* Aim:
Render every line of the listing below as a Markdown table with the columns "Row" and "Line," numbering each row and omitting any blank lines.
--- Start ---
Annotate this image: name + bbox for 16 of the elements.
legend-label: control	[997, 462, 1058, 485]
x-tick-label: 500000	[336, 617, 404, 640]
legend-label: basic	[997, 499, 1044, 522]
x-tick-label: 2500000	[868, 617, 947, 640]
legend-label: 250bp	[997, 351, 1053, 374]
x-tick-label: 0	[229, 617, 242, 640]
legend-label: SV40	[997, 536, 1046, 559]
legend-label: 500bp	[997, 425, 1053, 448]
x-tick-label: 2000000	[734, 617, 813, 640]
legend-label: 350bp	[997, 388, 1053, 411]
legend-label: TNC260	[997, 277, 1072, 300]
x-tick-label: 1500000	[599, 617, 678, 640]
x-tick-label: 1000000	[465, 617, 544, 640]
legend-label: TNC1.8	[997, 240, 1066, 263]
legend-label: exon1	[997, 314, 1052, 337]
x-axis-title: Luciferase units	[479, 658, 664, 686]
--- End ---
* Result for this exercise:
| Row | Line |
|---|---|
| 1 | Annotate this image: name + bbox for 16 of the elements. |
| 2 | legend-label: control	[997, 462, 1058, 485] |
| 3 | x-tick-label: 500000	[336, 617, 404, 640] |
| 4 | legend-label: basic	[997, 499, 1044, 522] |
| 5 | x-tick-label: 2500000	[868, 617, 947, 640] |
| 6 | legend-label: 250bp	[997, 351, 1053, 374] |
| 7 | x-tick-label: 0	[229, 617, 242, 640] |
| 8 | legend-label: SV40	[997, 536, 1046, 559] |
| 9 | legend-label: 500bp	[997, 425, 1053, 448] |
| 10 | x-tick-label: 2000000	[734, 617, 813, 640] |
| 11 | legend-label: 350bp	[997, 388, 1053, 411] |
| 12 | legend-label: TNC260	[997, 277, 1072, 300] |
| 13 | x-tick-label: 1500000	[599, 617, 678, 640] |
| 14 | x-tick-label: 1000000	[465, 617, 544, 640] |
| 15 | legend-label: TNC1.8	[997, 240, 1066, 263] |
| 16 | legend-label: exon1	[997, 314, 1052, 337] |
| 17 | x-axis-title: Luciferase units	[479, 658, 664, 686] |